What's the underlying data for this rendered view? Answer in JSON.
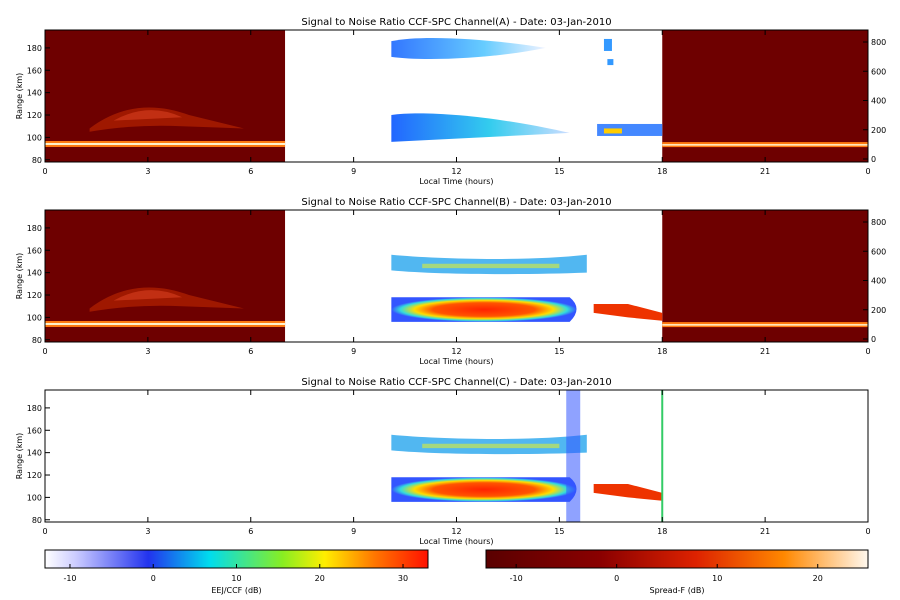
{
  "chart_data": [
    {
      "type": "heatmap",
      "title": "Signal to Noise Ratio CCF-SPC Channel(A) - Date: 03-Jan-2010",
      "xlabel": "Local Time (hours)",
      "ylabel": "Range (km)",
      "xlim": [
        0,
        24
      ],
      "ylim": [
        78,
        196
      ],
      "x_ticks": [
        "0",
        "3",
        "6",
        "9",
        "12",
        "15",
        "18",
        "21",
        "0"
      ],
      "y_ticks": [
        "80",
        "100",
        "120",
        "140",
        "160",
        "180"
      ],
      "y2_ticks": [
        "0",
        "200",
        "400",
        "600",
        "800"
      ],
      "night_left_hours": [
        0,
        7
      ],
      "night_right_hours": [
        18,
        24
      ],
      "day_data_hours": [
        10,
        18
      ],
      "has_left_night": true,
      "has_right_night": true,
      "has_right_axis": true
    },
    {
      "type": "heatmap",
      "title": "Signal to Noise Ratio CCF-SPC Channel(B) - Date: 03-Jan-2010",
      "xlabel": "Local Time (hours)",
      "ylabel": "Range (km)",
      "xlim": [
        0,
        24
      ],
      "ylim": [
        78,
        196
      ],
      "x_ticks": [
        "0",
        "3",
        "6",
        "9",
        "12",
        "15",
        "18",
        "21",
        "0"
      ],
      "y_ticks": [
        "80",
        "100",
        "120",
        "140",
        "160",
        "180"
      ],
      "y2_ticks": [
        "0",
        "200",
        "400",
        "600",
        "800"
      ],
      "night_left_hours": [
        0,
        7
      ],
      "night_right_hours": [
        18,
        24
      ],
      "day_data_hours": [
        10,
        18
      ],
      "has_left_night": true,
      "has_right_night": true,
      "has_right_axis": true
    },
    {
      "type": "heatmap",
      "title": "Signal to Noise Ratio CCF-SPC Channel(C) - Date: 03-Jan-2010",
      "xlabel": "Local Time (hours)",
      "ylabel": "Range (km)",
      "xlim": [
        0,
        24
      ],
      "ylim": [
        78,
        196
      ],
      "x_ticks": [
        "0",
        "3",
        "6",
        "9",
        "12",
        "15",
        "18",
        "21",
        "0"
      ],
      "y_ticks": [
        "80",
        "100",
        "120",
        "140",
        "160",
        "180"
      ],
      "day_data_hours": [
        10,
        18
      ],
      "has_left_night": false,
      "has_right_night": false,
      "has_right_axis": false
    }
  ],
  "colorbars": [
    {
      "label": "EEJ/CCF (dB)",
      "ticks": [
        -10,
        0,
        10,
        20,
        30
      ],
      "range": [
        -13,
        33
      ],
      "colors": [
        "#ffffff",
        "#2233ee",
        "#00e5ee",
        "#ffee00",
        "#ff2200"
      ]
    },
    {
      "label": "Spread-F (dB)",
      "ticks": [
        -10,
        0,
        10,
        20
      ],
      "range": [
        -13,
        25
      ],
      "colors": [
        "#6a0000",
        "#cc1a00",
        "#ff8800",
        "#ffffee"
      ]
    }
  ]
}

--

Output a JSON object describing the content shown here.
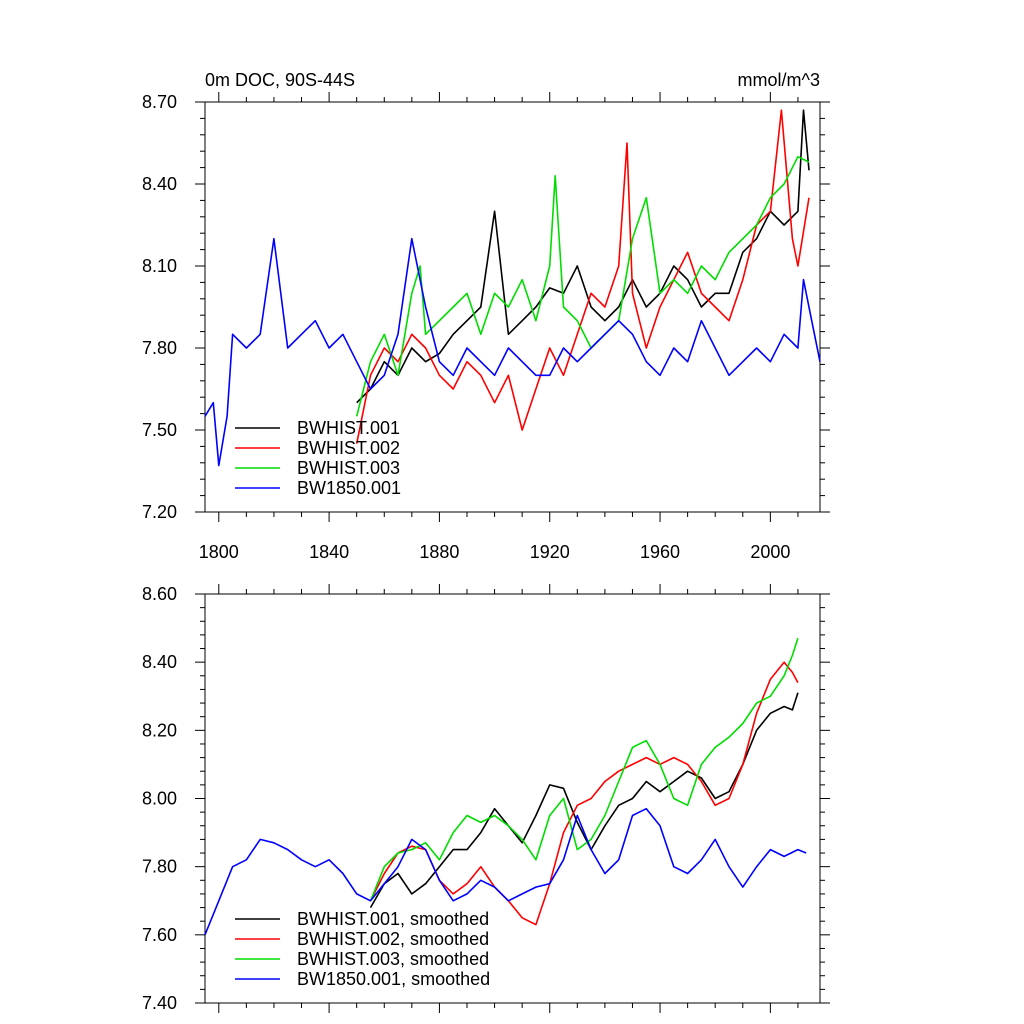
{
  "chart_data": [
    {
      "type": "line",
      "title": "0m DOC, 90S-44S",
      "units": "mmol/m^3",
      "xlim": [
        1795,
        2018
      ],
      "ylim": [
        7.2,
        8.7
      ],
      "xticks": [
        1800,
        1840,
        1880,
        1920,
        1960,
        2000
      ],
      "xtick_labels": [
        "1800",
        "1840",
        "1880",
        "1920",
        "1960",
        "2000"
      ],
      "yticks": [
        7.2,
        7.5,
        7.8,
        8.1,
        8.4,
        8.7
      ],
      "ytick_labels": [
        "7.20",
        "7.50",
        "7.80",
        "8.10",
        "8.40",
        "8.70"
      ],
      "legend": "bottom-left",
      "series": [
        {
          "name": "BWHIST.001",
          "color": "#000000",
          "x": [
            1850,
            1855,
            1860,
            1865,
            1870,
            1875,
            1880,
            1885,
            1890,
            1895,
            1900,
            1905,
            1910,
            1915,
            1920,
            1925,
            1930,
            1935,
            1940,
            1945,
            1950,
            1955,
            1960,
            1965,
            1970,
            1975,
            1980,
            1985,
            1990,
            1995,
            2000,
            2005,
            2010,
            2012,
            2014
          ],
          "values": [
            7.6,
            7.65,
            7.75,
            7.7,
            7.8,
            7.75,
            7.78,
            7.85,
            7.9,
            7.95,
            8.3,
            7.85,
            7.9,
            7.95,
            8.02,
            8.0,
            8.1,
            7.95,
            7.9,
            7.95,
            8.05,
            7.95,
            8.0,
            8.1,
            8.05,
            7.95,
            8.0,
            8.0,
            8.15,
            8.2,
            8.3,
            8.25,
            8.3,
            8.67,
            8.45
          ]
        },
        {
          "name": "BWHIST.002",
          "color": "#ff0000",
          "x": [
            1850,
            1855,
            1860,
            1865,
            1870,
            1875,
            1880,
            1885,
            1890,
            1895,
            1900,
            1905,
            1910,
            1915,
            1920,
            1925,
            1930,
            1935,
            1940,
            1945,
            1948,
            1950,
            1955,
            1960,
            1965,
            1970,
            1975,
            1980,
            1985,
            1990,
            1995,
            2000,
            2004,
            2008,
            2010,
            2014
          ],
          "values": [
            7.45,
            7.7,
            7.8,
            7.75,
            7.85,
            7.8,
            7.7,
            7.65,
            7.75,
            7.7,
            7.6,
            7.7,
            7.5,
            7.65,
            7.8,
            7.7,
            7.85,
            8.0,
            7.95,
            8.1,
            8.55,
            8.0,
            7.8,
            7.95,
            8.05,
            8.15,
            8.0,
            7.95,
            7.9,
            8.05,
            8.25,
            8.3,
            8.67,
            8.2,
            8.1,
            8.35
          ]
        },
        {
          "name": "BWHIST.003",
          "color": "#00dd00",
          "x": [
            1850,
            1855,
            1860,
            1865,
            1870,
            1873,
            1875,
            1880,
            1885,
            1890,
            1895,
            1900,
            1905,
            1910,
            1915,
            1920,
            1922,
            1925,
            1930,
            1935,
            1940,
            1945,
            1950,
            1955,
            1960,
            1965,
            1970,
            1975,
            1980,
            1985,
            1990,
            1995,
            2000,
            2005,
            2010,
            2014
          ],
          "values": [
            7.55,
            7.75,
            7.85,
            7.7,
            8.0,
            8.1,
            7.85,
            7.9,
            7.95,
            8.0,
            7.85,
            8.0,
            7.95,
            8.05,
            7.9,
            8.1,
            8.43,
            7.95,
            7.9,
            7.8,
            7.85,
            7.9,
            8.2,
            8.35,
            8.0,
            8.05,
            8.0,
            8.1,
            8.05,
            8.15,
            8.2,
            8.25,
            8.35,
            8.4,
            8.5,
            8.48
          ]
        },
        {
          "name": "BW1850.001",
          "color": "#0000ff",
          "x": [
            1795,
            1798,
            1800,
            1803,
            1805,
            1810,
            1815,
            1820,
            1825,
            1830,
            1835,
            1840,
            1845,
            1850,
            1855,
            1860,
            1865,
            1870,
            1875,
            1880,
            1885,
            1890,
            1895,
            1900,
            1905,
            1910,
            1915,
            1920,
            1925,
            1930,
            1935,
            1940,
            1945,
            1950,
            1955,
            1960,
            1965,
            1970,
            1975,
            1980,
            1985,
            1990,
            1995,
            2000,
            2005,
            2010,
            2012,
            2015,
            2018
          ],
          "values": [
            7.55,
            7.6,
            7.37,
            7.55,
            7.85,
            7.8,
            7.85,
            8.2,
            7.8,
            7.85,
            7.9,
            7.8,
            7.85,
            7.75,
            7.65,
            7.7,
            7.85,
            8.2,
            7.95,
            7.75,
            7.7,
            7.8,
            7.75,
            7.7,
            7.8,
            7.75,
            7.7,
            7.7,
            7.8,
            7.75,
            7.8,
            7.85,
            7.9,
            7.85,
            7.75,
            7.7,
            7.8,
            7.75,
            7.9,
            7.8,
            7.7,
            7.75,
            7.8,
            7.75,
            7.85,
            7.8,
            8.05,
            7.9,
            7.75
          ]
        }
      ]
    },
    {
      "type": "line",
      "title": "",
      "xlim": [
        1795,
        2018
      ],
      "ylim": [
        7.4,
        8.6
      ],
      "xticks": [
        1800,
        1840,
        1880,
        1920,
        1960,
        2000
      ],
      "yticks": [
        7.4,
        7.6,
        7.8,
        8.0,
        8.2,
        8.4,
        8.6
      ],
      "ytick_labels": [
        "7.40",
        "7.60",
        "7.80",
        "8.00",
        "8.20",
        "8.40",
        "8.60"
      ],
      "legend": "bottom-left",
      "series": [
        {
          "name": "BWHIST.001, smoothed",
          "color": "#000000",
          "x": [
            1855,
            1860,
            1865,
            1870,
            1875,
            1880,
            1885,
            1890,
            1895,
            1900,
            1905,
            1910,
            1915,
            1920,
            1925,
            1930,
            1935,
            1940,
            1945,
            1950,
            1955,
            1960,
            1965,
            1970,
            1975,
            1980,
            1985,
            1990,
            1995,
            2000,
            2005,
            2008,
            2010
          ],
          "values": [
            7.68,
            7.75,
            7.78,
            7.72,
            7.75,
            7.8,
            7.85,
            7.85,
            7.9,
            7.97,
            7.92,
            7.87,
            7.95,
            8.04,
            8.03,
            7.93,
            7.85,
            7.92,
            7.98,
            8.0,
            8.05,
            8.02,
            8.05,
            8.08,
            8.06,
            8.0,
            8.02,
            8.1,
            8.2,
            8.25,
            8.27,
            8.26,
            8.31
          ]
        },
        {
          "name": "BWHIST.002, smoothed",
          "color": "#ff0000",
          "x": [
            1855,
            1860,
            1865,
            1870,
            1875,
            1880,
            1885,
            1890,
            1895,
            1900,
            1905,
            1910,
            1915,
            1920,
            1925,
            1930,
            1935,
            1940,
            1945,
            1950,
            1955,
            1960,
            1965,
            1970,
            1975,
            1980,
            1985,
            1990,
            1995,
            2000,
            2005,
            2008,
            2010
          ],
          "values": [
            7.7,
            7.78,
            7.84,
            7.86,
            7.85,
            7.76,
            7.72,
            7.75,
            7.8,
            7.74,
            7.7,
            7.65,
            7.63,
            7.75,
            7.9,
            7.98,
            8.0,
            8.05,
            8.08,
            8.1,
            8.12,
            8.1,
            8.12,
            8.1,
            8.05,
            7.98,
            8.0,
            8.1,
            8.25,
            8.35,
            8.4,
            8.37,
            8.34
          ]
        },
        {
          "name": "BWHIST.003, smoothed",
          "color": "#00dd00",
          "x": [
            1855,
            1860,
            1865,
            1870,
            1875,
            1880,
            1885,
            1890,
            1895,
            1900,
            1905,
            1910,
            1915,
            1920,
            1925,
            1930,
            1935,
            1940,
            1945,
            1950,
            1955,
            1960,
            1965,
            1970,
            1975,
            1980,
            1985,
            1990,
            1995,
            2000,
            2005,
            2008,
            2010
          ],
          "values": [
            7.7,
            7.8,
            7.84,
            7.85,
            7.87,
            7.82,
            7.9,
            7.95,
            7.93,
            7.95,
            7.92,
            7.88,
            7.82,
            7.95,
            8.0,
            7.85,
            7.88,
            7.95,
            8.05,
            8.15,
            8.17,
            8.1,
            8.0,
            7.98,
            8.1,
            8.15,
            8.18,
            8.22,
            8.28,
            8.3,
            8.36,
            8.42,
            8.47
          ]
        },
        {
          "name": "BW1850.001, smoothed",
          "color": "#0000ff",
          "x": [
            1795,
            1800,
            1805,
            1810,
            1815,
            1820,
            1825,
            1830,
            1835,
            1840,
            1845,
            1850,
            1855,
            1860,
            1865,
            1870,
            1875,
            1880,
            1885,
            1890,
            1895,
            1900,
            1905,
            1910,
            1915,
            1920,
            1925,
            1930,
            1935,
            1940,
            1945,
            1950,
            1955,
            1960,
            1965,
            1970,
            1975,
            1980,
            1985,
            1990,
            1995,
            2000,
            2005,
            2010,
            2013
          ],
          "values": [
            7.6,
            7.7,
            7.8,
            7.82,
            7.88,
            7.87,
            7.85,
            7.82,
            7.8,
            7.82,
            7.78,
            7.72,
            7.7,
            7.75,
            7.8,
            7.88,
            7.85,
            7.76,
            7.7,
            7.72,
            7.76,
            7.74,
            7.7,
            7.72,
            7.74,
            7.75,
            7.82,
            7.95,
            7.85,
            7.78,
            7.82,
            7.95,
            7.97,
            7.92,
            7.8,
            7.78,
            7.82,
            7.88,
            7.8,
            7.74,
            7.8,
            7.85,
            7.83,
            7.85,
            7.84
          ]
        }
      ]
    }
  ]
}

--

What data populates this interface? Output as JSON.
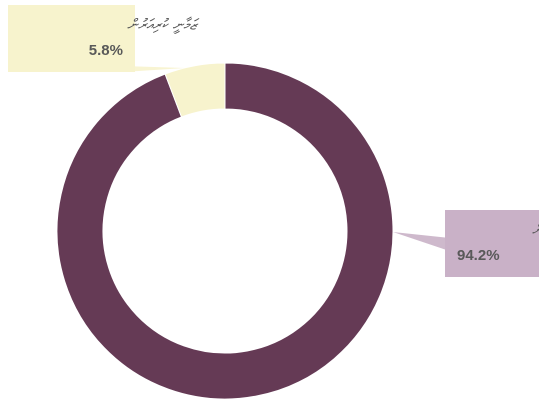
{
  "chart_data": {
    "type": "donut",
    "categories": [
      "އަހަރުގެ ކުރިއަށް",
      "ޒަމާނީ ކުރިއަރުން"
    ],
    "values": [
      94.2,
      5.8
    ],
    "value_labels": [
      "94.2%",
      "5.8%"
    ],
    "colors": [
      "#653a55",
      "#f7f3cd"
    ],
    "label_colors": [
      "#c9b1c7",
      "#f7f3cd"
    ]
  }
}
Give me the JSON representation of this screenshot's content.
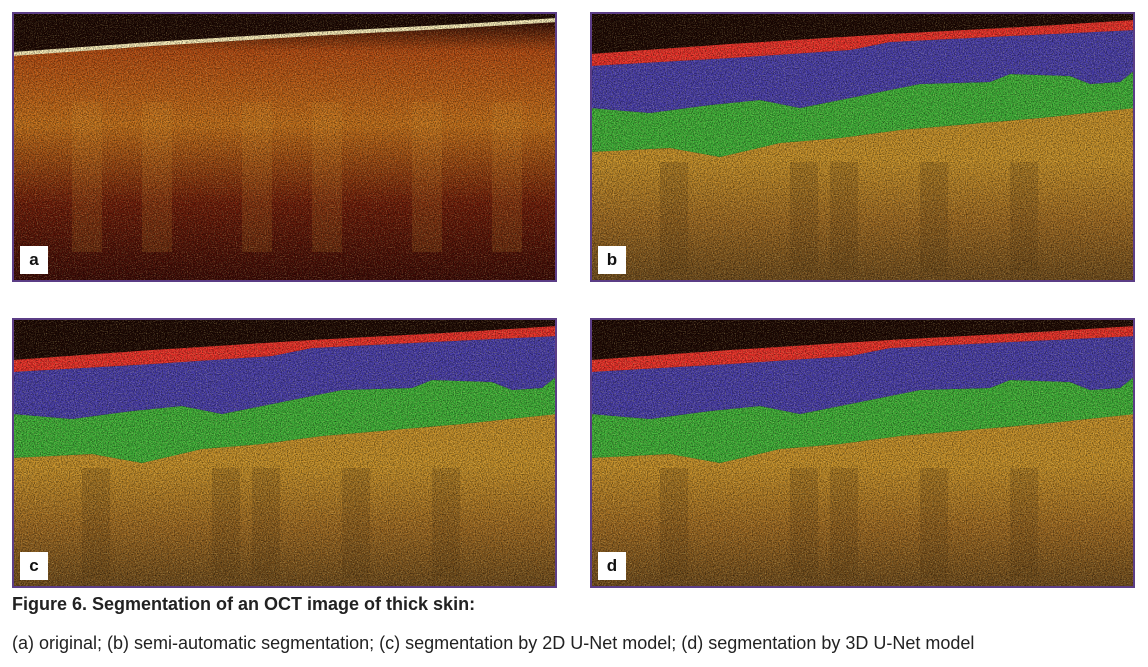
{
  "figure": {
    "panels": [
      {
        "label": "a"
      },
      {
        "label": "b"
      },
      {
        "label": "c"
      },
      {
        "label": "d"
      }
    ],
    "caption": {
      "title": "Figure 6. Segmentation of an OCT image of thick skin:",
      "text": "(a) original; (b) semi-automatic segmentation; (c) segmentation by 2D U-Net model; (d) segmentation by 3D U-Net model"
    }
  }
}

Goal:
Say the number of lines in the records above that include the string "BWHIST", and no more.

Completed exercise:
6